> [EXERCISE BRIEF] Reproduce each line of the material exactly, minus any picture.

> [ITEMS]
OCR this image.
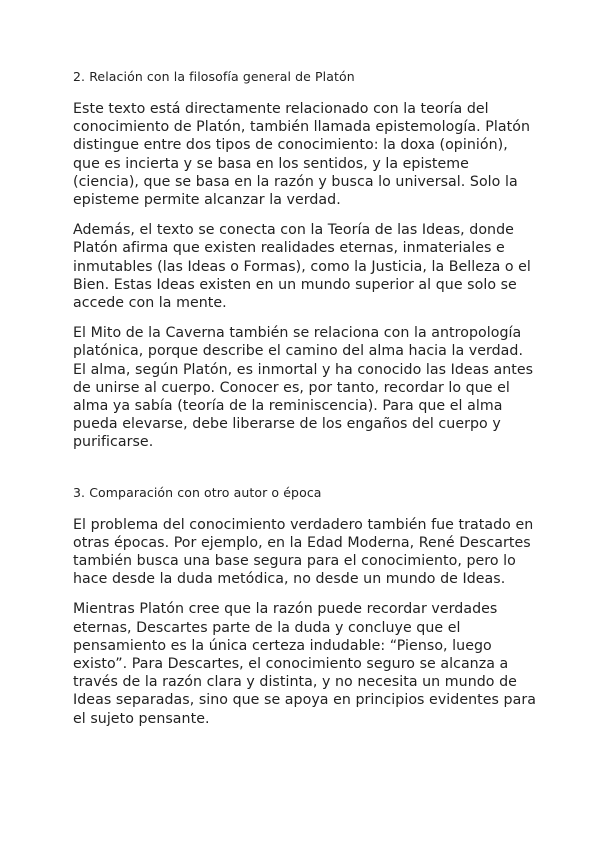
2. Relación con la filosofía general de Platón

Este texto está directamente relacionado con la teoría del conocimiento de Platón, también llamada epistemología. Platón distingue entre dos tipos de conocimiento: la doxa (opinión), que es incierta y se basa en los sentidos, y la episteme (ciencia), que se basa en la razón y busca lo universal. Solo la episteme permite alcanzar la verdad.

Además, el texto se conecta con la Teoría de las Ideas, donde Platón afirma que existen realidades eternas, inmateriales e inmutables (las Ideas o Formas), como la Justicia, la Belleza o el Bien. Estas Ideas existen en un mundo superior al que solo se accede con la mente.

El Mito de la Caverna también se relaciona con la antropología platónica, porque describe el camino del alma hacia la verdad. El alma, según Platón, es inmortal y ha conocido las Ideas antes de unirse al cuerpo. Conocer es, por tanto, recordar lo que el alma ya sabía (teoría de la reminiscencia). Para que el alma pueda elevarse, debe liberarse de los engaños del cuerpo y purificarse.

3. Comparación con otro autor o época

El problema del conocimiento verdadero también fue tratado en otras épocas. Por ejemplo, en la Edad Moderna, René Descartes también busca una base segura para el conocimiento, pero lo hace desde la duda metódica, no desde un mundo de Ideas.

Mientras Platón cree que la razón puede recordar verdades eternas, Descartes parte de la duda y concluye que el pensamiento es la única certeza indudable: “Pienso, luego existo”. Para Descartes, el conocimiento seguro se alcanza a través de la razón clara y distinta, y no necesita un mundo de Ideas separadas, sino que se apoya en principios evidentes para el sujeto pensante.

> [SOLVED PROBLEM]
OCR this image.
2. Relación con la filosofía general de Platón

Este texto está directamente relacionado con la teoría del conocimiento de Platón, también llamada epistemología. Platón distingue entre dos tipos de conocimiento: la doxa (opinión), que es incierta y se basa en los sentidos, y la episteme (ciencia), que se basa en la razón y busca lo universal. Solo la episteme permite alcanzar la verdad.

Además, el texto se conecta con la Teoría de las Ideas, donde Platón afirma que existen realidades eternas, inmateriales e inmutables (las Ideas o Formas), como la Justicia, la Belleza o el Bien. Estas Ideas existen en un mundo superior al que solo se accede con la mente.

El Mito de la Caverna también se relaciona con la antropología platónica, porque describe el camino del alma hacia la verdad. El alma, según Platón, es inmortal y ha conocido las Ideas antes de unirse al cuerpo. Conocer es, por tanto, recordar lo que el alma ya sabía (teoría de la reminiscencia). Para que el alma pueda elevarse, debe liberarse de los engaños del cuerpo y purificarse.

3. Comparación con otro autor o época

El problema del conocimiento verdadero también fue tratado en otras épocas. Por ejemplo, en la Edad Moderna, René Descartes también busca una base segura para el conocimiento, pero lo hace desde la duda metódica, no desde un mundo de Ideas.

Mientras Platón cree que la razón puede recordar verdades eternas, Descartes parte de la duda y concluye que el pensamiento es la única certeza indudable: “Pienso, luego existo”. Para Descartes, el conocimiento seguro se alcanza a través de la razón clara y distinta, y no necesita un mundo de Ideas separadas, sino que se apoya en principios evidentes para el sujeto pensante.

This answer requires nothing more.